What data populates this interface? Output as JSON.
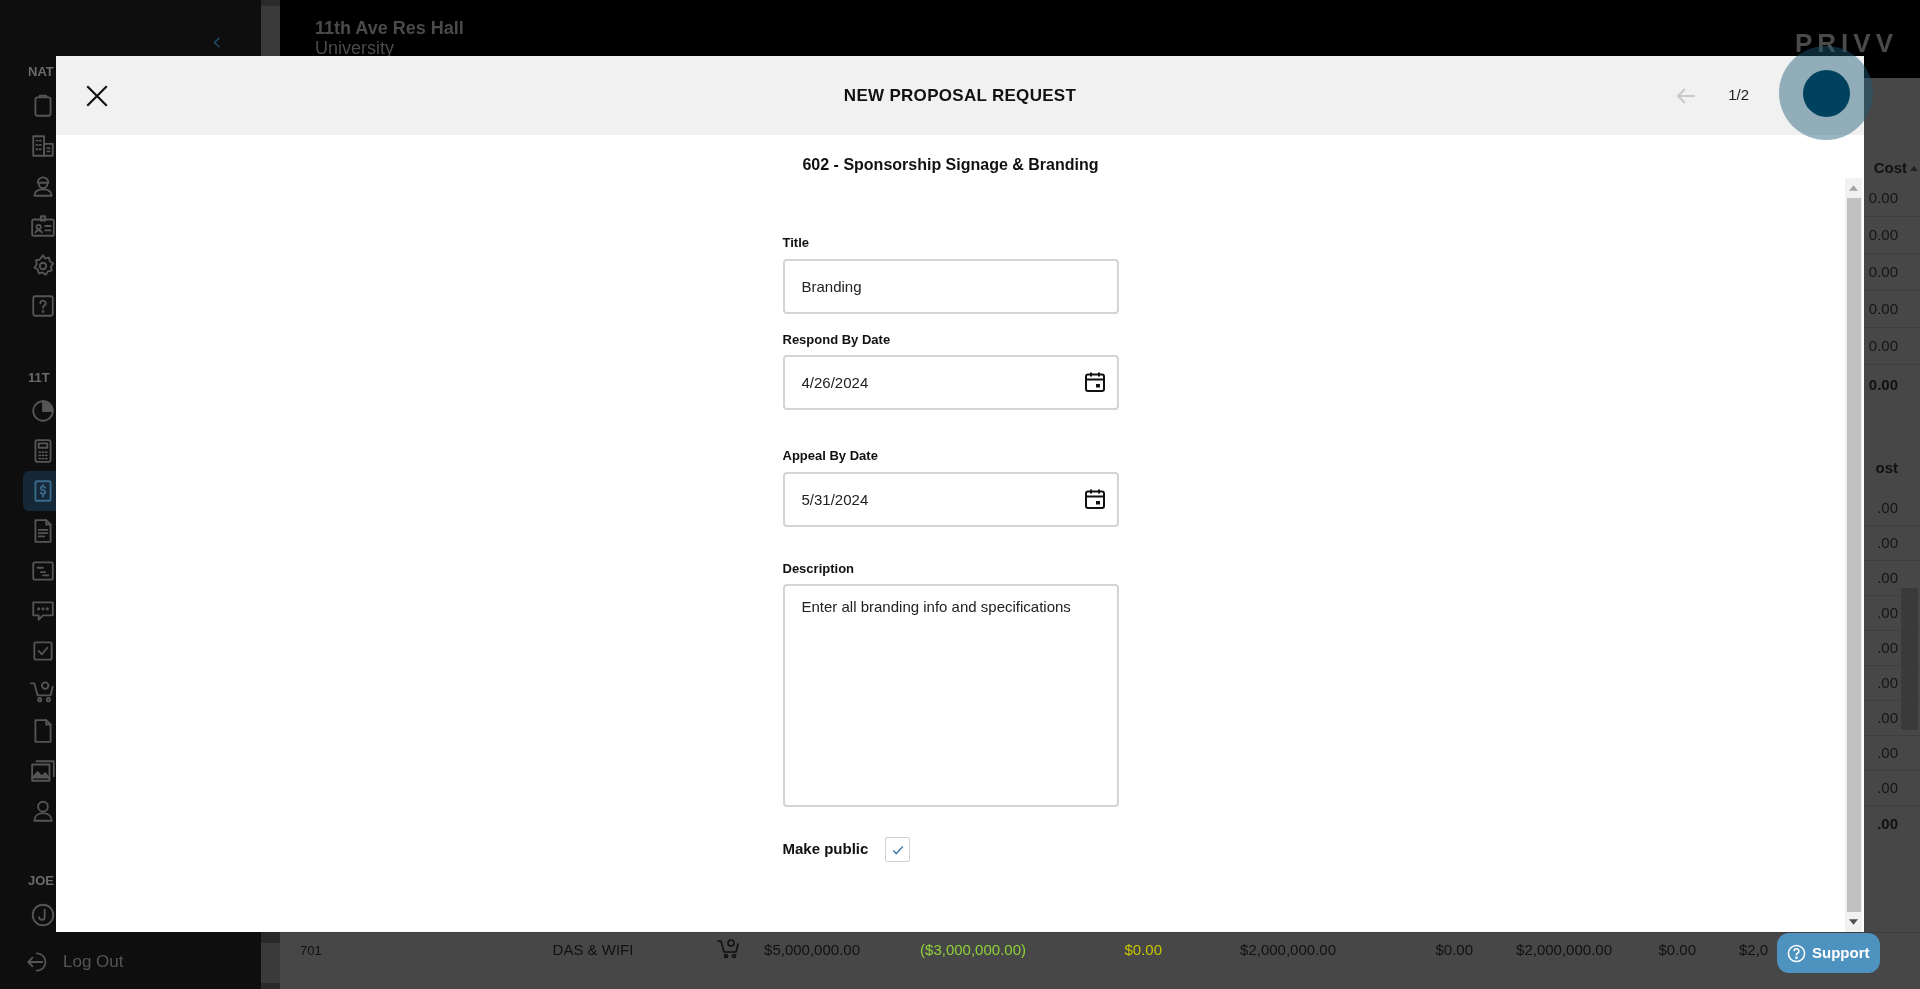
{
  "sidebar": {
    "sections": [
      {
        "label": "NAT",
        "items": [
          {
            "selected": false
          },
          {
            "selected": false
          },
          {
            "selected": false
          },
          {
            "selected": false
          },
          {
            "selected": false
          },
          {
            "selected": false
          }
        ]
      },
      {
        "label": "11T",
        "items": [
          {
            "selected": false
          },
          {
            "selected": false
          },
          {
            "selected": true
          },
          {
            "selected": false
          },
          {
            "selected": false
          },
          {
            "selected": false
          },
          {
            "selected": false
          },
          {
            "selected": false
          },
          {
            "selected": false
          },
          {
            "selected": false
          },
          {
            "selected": false
          }
        ]
      },
      {
        "label": "JOE",
        "items": [
          {
            "selected": false
          }
        ]
      }
    ],
    "logout": "Log Out"
  },
  "header": {
    "title": "11th Ave Res Hall",
    "subtitle": "University",
    "logo": "PRIVV"
  },
  "table_edge": {
    "header_1": "Cost",
    "rows_1": [
      "0.00",
      "0.00",
      "0.00",
      "0.00",
      "0.00"
    ],
    "total_1": "0.00",
    "header_2": "ost",
    "rows_2": [
      ".00",
      ".00",
      ".00",
      ".00",
      ".00",
      ".00",
      ".00",
      ".00",
      ".00"
    ],
    "total_2": ".00"
  },
  "table_row": {
    "cells": [
      {
        "text": "701"
      },
      {
        "text": "DAS & WIFI"
      },
      {
        "text": "$5,000,000.00"
      },
      {
        "text": "($3,000,000.00)",
        "color": "#8fd13a"
      },
      {
        "text": "$0.00",
        "color": "#c8c400"
      },
      {
        "text": "$2,000,000.00"
      },
      {
        "text": "$0.00"
      },
      {
        "text": "$2,000,000.00"
      },
      {
        "text": "$0.00"
      },
      {
        "text": "$2,0"
      }
    ]
  },
  "modal": {
    "title": "NEW PROPOSAL REQUEST",
    "pager": "1/2",
    "subtitle": "602 - Sponsorship Signage & Branding",
    "fields": [
      {
        "kind": "text",
        "label": "Title",
        "value": "Branding"
      },
      {
        "kind": "date",
        "label": "Respond By Date",
        "value": "4/26/2024"
      },
      {
        "kind": "date",
        "label": "Appeal By Date",
        "value": "5/31/2024"
      },
      {
        "kind": "textarea",
        "label": "Description",
        "value": "Enter all branding info and specifications"
      }
    ],
    "make_public": {
      "label": "Make public",
      "checked": true
    }
  },
  "support": {
    "label": "Support"
  }
}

##########

◆ Required task
Find every line in the records above that contains the word "value", and copy each one.

◆ Worked answer
        "value": "Branding"
        "value": "4/26/2024"
        "value": "5/31/2024"
        "value": "Enter all branding info and specifications"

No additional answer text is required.